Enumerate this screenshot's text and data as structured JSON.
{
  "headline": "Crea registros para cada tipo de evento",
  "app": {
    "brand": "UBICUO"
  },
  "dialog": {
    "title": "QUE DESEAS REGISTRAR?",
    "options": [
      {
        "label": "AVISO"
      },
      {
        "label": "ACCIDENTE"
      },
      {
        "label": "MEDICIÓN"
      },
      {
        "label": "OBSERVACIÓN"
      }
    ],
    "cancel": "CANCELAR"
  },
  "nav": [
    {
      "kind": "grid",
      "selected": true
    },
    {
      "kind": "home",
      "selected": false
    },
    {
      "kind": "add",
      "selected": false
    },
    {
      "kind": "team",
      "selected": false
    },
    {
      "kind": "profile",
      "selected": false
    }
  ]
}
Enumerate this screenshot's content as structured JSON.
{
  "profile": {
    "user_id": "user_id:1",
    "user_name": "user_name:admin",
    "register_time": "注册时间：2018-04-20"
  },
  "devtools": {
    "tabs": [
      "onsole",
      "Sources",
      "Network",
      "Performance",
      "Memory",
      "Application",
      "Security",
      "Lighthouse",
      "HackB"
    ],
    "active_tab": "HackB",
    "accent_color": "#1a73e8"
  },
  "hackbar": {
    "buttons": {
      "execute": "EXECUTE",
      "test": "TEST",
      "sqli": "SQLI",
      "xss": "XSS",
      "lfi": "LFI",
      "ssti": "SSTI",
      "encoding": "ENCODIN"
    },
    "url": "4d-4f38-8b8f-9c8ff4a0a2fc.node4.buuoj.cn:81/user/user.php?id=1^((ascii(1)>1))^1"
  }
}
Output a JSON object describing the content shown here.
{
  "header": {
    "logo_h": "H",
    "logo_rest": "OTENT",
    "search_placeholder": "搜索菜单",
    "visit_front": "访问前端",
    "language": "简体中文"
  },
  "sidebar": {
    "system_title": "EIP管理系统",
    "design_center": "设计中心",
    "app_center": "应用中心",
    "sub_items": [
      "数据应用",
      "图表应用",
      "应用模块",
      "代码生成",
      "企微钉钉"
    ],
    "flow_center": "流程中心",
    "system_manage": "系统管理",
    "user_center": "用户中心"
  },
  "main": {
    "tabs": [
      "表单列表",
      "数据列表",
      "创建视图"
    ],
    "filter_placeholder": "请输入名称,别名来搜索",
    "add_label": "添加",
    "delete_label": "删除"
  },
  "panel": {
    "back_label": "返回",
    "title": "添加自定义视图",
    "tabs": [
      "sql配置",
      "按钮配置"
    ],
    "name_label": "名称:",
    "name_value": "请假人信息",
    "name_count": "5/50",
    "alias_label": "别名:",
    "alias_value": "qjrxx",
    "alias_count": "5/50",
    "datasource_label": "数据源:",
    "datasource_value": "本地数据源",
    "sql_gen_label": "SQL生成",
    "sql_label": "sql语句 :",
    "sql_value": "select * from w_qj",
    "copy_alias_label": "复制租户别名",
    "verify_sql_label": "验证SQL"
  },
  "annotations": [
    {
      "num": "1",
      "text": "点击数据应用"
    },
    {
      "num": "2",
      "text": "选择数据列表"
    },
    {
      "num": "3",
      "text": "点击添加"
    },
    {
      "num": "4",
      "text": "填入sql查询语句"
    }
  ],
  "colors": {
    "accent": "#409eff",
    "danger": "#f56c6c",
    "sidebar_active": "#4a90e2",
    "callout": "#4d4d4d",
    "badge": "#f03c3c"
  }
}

----------

§ **AIM**
Return every entry exactly as given.

§ **WRITTEN SOLUTION**
Enumerate this screenshot's text and data as structured JSON.
{
  "headline": "Crea registros para cada tipo de evento",
  "app": {
    "brand": "UBICUO"
  },
  "dialog": {
    "title": "QUE DESEAS REGISTRAR?",
    "options": [
      {
        "label": "AVISO"
      },
      {
        "label": "ACCIDENTE"
      },
      {
        "label": "MEDICIÓN"
      },
      {
        "label": "OBSERVACIÓN"
      }
    ],
    "cancel": "CANCELAR"
  },
  "nav": [
    {
      "kind": "grid",
      "selected": true
    },
    {
      "kind": "home",
      "selected": false
    },
    {
      "kind": "add",
      "selected": false
    },
    {
      "kind": "team",
      "selected": false
    },
    {
      "kind": "profile",
      "selected": false
    }
  ]
}
Enumerate this screenshot's content as structured JSON.
{
  "profile": {
    "user_id": "user_id:1",
    "user_name": "user_name:admin",
    "register_time": "注册时间：2018-04-20"
  },
  "devtools": {
    "tabs": [
      "onsole",
      "Sources",
      "Network",
      "Performance",
      "Memory",
      "Application",
      "Security",
      "Lighthouse",
      "HackB"
    ],
    "active_tab": "HackB",
    "accent_color": "#1a73e8"
  },
  "hackbar": {
    "buttons": {
      "execute": "EXECUTE",
      "test": "TEST",
      "sqli": "SQLI",
      "xss": "XSS",
      "lfi": "LFI",
      "ssti": "SSTI",
      "encoding": "ENCODIN"
    },
    "url": "4d-4f38-8b8f-9c8ff4a0a2fc.node4.buuoj.cn:81/user/user.php?id=1^((ascii(1)>1))^1"
  }
}
Output a JSON object describing the content shown here.
{
  "header": {
    "logo_h": "H",
    "logo_rest": "OTENT",
    "search_placeholder": "搜索菜单",
    "visit_front": "访问前端",
    "language": "简体中文"
  },
  "sidebar": {
    "system_title": "EIP管理系统",
    "design_center": "设计中心",
    "app_center": "应用中心",
    "sub_items": [
      "数据应用",
      "图表应用",
      "应用模块",
      "代码生成",
      "企微钉钉"
    ],
    "flow_center": "流程中心",
    "system_manage": "系统管理",
    "user_center": "用户中心"
  },
  "main": {
    "tabs": [
      "表单列表",
      "数据列表",
      "创建视图"
    ],
    "filter_placeholder": "请输入名称,别名来搜索",
    "add_label": "添加",
    "delete_label": "删除"
  },
  "panel": {
    "back_label": "返回",
    "title": "添加自定义视图",
    "tabs": [
      "sql配置",
      "按钮配置"
    ],
    "name_label": "名称:",
    "name_value": "请假人信息",
    "name_count": "5/50",
    "alias_label": "别名:",
    "alias_value": "qjrxx",
    "alias_count": "5/50",
    "datasource_label": "数据源:",
    "datasource_value": "本地数据源",
    "sql_gen_label": "SQL生成",
    "sql_label": "sql语句 :",
    "sql_value": "select * from w_qj",
    "copy_alias_label": "复制租户别名",
    "verify_sql_label": "验证SQL"
  },
  "annotations": [
    {
      "num": "1",
      "text": "点击数据应用"
    },
    {
      "num": "2",
      "text": "选择数据列表"
    },
    {
      "num": "3",
      "text": "点击添加"
    },
    {
      "num": "4",
      "text": "填入sql查询语句"
    }
  ],
  "colors": {
    "accent": "#409eff",
    "danger": "#f56c6c",
    "sidebar_active": "#4a90e2",
    "callout": "#4d4d4d",
    "badge": "#f03c3c"
  }
}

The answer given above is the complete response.